Stated task:
Extract every entry word for word.
** Start Data provided **
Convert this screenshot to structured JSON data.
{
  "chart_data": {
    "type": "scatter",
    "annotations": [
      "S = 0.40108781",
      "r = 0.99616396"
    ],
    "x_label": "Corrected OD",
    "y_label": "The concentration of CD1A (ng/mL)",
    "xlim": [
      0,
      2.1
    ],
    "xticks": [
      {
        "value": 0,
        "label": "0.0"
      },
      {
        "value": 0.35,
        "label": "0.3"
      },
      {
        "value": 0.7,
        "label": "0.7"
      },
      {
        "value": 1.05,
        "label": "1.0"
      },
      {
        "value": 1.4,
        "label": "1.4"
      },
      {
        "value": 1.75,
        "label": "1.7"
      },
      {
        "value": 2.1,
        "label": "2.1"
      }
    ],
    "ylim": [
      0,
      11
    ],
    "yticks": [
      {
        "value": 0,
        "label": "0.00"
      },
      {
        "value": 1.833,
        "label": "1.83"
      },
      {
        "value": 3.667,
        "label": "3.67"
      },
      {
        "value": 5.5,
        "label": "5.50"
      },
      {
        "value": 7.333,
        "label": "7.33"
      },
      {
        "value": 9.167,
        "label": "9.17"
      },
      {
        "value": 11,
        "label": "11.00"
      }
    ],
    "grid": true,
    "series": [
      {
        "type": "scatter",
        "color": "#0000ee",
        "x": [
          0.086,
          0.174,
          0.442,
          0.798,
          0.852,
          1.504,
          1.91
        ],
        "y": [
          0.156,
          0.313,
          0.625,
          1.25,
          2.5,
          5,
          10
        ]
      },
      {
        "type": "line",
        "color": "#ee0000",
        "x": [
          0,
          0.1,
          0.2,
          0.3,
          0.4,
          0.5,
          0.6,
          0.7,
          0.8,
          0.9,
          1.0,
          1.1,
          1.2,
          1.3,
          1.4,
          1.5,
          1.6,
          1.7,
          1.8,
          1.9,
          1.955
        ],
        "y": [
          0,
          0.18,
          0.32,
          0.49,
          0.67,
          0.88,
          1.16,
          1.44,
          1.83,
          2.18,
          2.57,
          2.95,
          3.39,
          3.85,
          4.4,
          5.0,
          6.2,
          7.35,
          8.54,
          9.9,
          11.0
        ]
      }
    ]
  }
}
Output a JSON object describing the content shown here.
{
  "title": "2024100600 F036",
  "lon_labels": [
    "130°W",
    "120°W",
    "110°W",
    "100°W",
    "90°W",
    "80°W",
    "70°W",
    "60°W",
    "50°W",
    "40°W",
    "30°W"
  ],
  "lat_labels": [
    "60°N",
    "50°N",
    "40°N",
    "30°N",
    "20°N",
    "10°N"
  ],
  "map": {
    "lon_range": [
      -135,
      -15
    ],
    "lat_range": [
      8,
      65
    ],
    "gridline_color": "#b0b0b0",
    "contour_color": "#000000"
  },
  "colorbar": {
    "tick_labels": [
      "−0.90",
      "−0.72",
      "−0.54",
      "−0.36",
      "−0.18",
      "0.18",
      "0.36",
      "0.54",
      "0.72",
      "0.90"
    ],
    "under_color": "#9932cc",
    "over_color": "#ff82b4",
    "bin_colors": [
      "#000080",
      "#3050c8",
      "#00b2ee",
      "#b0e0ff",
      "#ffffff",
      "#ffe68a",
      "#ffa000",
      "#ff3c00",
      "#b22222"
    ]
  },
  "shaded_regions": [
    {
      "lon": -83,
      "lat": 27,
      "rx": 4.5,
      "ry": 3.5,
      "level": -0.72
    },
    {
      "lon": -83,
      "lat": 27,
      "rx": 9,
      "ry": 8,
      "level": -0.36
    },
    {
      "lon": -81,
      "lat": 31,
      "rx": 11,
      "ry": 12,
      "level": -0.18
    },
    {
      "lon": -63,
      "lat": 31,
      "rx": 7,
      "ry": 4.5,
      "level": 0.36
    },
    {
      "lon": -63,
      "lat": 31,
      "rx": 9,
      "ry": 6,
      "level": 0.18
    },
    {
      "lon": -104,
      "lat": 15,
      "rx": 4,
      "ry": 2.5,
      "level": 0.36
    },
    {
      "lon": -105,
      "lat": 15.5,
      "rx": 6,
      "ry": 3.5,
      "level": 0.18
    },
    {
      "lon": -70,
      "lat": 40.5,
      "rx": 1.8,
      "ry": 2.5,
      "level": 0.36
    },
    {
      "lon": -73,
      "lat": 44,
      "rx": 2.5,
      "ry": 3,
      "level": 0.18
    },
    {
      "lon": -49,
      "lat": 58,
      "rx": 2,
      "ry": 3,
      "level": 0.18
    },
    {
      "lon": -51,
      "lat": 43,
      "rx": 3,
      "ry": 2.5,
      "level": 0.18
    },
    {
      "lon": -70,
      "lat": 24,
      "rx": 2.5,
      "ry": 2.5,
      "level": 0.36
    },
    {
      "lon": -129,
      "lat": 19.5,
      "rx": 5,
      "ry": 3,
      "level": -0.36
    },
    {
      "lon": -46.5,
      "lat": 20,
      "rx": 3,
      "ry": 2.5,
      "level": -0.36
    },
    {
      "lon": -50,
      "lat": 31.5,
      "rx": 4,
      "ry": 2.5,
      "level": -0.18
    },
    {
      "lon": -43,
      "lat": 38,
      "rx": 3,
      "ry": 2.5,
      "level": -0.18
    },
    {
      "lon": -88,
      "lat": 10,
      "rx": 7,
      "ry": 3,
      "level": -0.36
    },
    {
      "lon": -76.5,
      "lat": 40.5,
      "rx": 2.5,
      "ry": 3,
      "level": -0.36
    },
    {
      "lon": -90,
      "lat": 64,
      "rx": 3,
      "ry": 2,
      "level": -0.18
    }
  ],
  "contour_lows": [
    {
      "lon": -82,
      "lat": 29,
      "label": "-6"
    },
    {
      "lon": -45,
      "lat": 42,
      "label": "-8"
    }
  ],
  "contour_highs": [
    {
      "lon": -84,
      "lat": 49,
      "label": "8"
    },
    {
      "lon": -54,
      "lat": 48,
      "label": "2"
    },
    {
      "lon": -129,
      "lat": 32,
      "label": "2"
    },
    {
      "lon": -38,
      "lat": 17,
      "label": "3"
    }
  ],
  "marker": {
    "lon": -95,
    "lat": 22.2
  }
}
** End Data provided **
The solution:
Convert this screenshot to structured JSON data.
{
  "chart_data": {
    "type": "scatter",
    "annotations": [
      "S = 0.40108781",
      "r = 0.99616396"
    ],
    "x_label": "Corrected OD",
    "y_label": "The concentration of CD1A (ng/mL)",
    "xlim": [
      0,
      2.1
    ],
    "xticks": [
      {
        "value": 0,
        "label": "0.0"
      },
      {
        "value": 0.35,
        "label": "0.3"
      },
      {
        "value": 0.7,
        "label": "0.7"
      },
      {
        "value": 1.05,
        "label": "1.0"
      },
      {
        "value": 1.4,
        "label": "1.4"
      },
      {
        "value": 1.75,
        "label": "1.7"
      },
      {
        "value": 2.1,
        "label": "2.1"
      }
    ],
    "ylim": [
      0,
      11
    ],
    "yticks": [
      {
        "value": 0,
        "label": "0.00"
      },
      {
        "value": 1.833,
        "label": "1.83"
      },
      {
        "value": 3.667,
        "label": "3.67"
      },
      {
        "value": 5.5,
        "label": "5.50"
      },
      {
        "value": 7.333,
        "label": "7.33"
      },
      {
        "value": 9.167,
        "label": "9.17"
      },
      {
        "value": 11,
        "label": "11.00"
      }
    ],
    "grid": true,
    "series": [
      {
        "type": "scatter",
        "color": "#0000ee",
        "x": [
          0.086,
          0.174,
          0.442,
          0.798,
          0.852,
          1.504,
          1.91
        ],
        "y": [
          0.156,
          0.313,
          0.625,
          1.25,
          2.5,
          5,
          10
        ]
      },
      {
        "type": "line",
        "color": "#ee0000",
        "x": [
          0,
          0.1,
          0.2,
          0.3,
          0.4,
          0.5,
          0.6,
          0.7,
          0.8,
          0.9,
          1.0,
          1.1,
          1.2,
          1.3,
          1.4,
          1.5,
          1.6,
          1.7,
          1.8,
          1.9,
          1.955
        ],
        "y": [
          0,
          0.18,
          0.32,
          0.49,
          0.67,
          0.88,
          1.16,
          1.44,
          1.83,
          2.18,
          2.57,
          2.95,
          3.39,
          3.85,
          4.4,
          5.0,
          6.2,
          7.35,
          8.54,
          9.9,
          11.0
        ]
      }
    ]
  }
}
Output a JSON object describing the content shown here.
{
  "title": "2024100600 F036",
  "lon_labels": [
    "130°W",
    "120°W",
    "110°W",
    "100°W",
    "90°W",
    "80°W",
    "70°W",
    "60°W",
    "50°W",
    "40°W",
    "30°W"
  ],
  "lat_labels": [
    "60°N",
    "50°N",
    "40°N",
    "30°N",
    "20°N",
    "10°N"
  ],
  "map": {
    "lon_range": [
      -135,
      -15
    ],
    "lat_range": [
      8,
      65
    ],
    "gridline_color": "#b0b0b0",
    "contour_color": "#000000"
  },
  "colorbar": {
    "tick_labels": [
      "−0.90",
      "−0.72",
      "−0.54",
      "−0.36",
      "−0.18",
      "0.18",
      "0.36",
      "0.54",
      "0.72",
      "0.90"
    ],
    "under_color": "#9932cc",
    "over_color": "#ff82b4",
    "bin_colors": [
      "#000080",
      "#3050c8",
      "#00b2ee",
      "#b0e0ff",
      "#ffffff",
      "#ffe68a",
      "#ffa000",
      "#ff3c00",
      "#b22222"
    ]
  },
  "shaded_regions": [
    {
      "lon": -83,
      "lat": 27,
      "rx": 4.5,
      "ry": 3.5,
      "level": -0.72
    },
    {
      "lon": -83,
      "lat": 27,
      "rx": 9,
      "ry": 8,
      "level": -0.36
    },
    {
      "lon": -81,
      "lat": 31,
      "rx": 11,
      "ry": 12,
      "level": -0.18
    },
    {
      "lon": -63,
      "lat": 31,
      "rx": 7,
      "ry": 4.5,
      "level": 0.36
    },
    {
      "lon": -63,
      "lat": 31,
      "rx": 9,
      "ry": 6,
      "level": 0.18
    },
    {
      "lon": -104,
      "lat": 15,
      "rx": 4,
      "ry": 2.5,
      "level": 0.36
    },
    {
      "lon": -105,
      "lat": 15.5,
      "rx": 6,
      "ry": 3.5,
      "level": 0.18
    },
    {
      "lon": -70,
      "lat": 40.5,
      "rx": 1.8,
      "ry": 2.5,
      "level": 0.36
    },
    {
      "lon": -73,
      "lat": 44,
      "rx": 2.5,
      "ry": 3,
      "level": 0.18
    },
    {
      "lon": -49,
      "lat": 58,
      "rx": 2,
      "ry": 3,
      "level": 0.18
    },
    {
      "lon": -51,
      "lat": 43,
      "rx": 3,
      "ry": 2.5,
      "level": 0.18
    },
    {
      "lon": -70,
      "lat": 24,
      "rx": 2.5,
      "ry": 2.5,
      "level": 0.36
    },
    {
      "lon": -129,
      "lat": 19.5,
      "rx": 5,
      "ry": 3,
      "level": -0.36
    },
    {
      "lon": -46.5,
      "lat": 20,
      "rx": 3,
      "ry": 2.5,
      "level": -0.36
    },
    {
      "lon": -50,
      "lat": 31.5,
      "rx": 4,
      "ry": 2.5,
      "level": -0.18
    },
    {
      "lon": -43,
      "lat": 38,
      "rx": 3,
      "ry": 2.5,
      "level": -0.18
    },
    {
      "lon": -88,
      "lat": 10,
      "rx": 7,
      "ry": 3,
      "level": -0.36
    },
    {
      "lon": -76.5,
      "lat": 40.5,
      "rx": 2.5,
      "ry": 3,
      "level": -0.36
    },
    {
      "lon": -90,
      "lat": 64,
      "rx": 3,
      "ry": 2,
      "level": -0.18
    }
  ],
  "contour_lows": [
    {
      "lon": -82,
      "lat": 29,
      "label": "-6"
    },
    {
      "lon": -45,
      "lat": 42,
      "label": "-8"
    }
  ],
  "contour_highs": [
    {
      "lon": -84,
      "lat": 49,
      "label": "8"
    },
    {
      "lon": -54,
      "lat": 48,
      "label": "2"
    },
    {
      "lon": -129,
      "lat": 32,
      "label": "2"
    },
    {
      "lon": -38,
      "lat": 17,
      "label": "3"
    }
  ],
  "marker": {
    "lon": -95,
    "lat": 22.2
  }
}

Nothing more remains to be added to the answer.